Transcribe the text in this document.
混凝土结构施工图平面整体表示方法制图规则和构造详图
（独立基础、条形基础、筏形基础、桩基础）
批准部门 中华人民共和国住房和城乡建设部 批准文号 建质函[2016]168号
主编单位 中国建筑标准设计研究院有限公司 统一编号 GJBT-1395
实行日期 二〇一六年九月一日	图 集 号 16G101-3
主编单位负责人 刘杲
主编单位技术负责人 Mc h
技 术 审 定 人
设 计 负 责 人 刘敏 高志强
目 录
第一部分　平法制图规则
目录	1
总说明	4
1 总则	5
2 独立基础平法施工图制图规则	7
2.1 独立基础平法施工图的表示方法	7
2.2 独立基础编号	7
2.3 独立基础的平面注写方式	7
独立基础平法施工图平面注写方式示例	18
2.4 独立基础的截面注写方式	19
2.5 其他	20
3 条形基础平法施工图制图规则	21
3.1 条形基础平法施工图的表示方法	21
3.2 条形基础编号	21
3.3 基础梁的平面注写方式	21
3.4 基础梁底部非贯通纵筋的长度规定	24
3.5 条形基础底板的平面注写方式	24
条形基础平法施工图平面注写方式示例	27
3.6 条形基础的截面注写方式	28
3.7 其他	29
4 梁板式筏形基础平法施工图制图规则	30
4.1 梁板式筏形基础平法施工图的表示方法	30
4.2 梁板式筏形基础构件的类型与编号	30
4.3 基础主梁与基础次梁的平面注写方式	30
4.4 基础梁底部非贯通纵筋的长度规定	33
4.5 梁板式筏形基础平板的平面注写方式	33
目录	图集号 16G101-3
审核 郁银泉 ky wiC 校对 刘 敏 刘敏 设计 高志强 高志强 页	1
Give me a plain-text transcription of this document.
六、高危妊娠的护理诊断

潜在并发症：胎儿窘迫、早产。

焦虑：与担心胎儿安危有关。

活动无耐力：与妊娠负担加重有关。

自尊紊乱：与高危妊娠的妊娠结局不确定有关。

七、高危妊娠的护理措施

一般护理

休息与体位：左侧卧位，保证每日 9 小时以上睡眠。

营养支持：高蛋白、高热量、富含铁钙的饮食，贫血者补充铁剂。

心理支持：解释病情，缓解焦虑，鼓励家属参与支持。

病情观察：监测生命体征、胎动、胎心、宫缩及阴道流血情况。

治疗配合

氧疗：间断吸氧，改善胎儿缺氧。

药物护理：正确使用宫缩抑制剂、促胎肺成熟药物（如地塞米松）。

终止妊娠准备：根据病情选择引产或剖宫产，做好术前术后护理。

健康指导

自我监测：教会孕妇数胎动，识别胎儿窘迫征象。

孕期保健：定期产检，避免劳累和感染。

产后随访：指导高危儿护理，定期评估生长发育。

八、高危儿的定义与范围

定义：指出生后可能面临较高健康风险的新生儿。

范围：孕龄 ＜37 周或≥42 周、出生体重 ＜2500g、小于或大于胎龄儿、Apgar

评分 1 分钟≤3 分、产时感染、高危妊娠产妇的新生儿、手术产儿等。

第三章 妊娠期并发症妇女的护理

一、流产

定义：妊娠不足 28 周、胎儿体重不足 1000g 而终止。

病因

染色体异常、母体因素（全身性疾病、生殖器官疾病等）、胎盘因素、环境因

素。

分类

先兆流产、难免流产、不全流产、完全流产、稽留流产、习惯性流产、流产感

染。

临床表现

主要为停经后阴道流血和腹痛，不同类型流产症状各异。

> **DESCRIPTION OF THE TASK**:
Copy the material above verbatim.

> **CORRECT RESULT**:
Transcribe the text in this document.
混凝土结构施工图平面整体表示方法制图规则和构造详图
（独立基础、条形基础、筏形基础、桩基础）
批准部门 中华人民共和国住房和城乡建设部 批准文号 建质函[2016]168号
主编单位 中国建筑标准设计研究院有限公司 统一编号 GJBT-1395
实行日期 二〇一六年九月一日	图 集 号 16G101-3
主编单位负责人 刘杲
主编单位技术负责人 Mc h
技 术 审 定 人
设 计 负 责 人 刘敏 高志强
目 录
第一部分　平法制图规则
目录	1
总说明	4
1 总则	5
2 独立基础平法施工图制图规则	7
2.1 独立基础平法施工图的表示方法	7
2.2 独立基础编号	7
2.3 独立基础的平面注写方式	7
独立基础平法施工图平面注写方式示例	18
2.4 独立基础的截面注写方式	19
2.5 其他	20
3 条形基础平法施工图制图规则	21
3.1 条形基础平法施工图的表示方法	21
3.2 条形基础编号	21
3.3 基础梁的平面注写方式	21
3.4 基础梁底部非贯通纵筋的长度规定	24
3.5 条形基础底板的平面注写方式	24
条形基础平法施工图平面注写方式示例	27
3.6 条形基础的截面注写方式	28
3.7 其他	29
4 梁板式筏形基础平法施工图制图规则	30
4.1 梁板式筏形基础平法施工图的表示方法	30
4.2 梁板式筏形基础构件的类型与编号	30
4.3 基础主梁与基础次梁的平面注写方式	30
4.4 基础梁底部非贯通纵筋的长度规定	33
4.5 梁板式筏形基础平板的平面注写方式	33
目录	图集号 16G101-3
审核 郁银泉 ky wiC 校对 刘 敏 刘敏 设计 高志强 高志强 页	1
Give me a plain-text transcription of this document.
六、高危妊娠的护理诊断

潜在并发症：胎儿窘迫、早产。

焦虑：与担心胎儿安危有关。

活动无耐力：与妊娠负担加重有关。

自尊紊乱：与高危妊娠的妊娠结局不确定有关。

七、高危妊娠的护理措施

一般护理

休息与体位：左侧卧位，保证每日 9 小时以上睡眠。

营养支持：高蛋白、高热量、富含铁钙的饮食，贫血者补充铁剂。

心理支持：解释病情，缓解焦虑，鼓励家属参与支持。

病情观察：监测生命体征、胎动、胎心、宫缩及阴道流血情况。

治疗配合

氧疗：间断吸氧，改善胎儿缺氧。

药物护理：正确使用宫缩抑制剂、促胎肺成熟药物（如地塞米松）。

终止妊娠准备：根据病情选择引产或剖宫产，做好术前术后护理。

健康指导

自我监测：教会孕妇数胎动，识别胎儿窘迫征象。

孕期保健：定期产检，避免劳累和感染。

产后随访：指导高危儿护理，定期评估生长发育。

八、高危儿的定义与范围

定义：指出生后可能面临较高健康风险的新生儿。

范围：孕龄 ＜37 周或≥42 周、出生体重 ＜2500g、小于或大于胎龄儿、Apgar

评分 1 分钟≤3 分、产时感染、高危妊娠产妇的新生儿、手术产儿等。

第三章 妊娠期并发症妇女的护理

一、流产

定义：妊娠不足 28 周、胎儿体重不足 1000g 而终止。

病因

染色体异常、母体因素（全身性疾病、生殖器官疾病等）、胎盘因素、环境因

素。

分类

先兆流产、难免流产、不全流产、完全流产、稽留流产、习惯性流产、流产感

染。

临床表现

主要为停经后阴道流血和腹痛，不同类型流产症状各异。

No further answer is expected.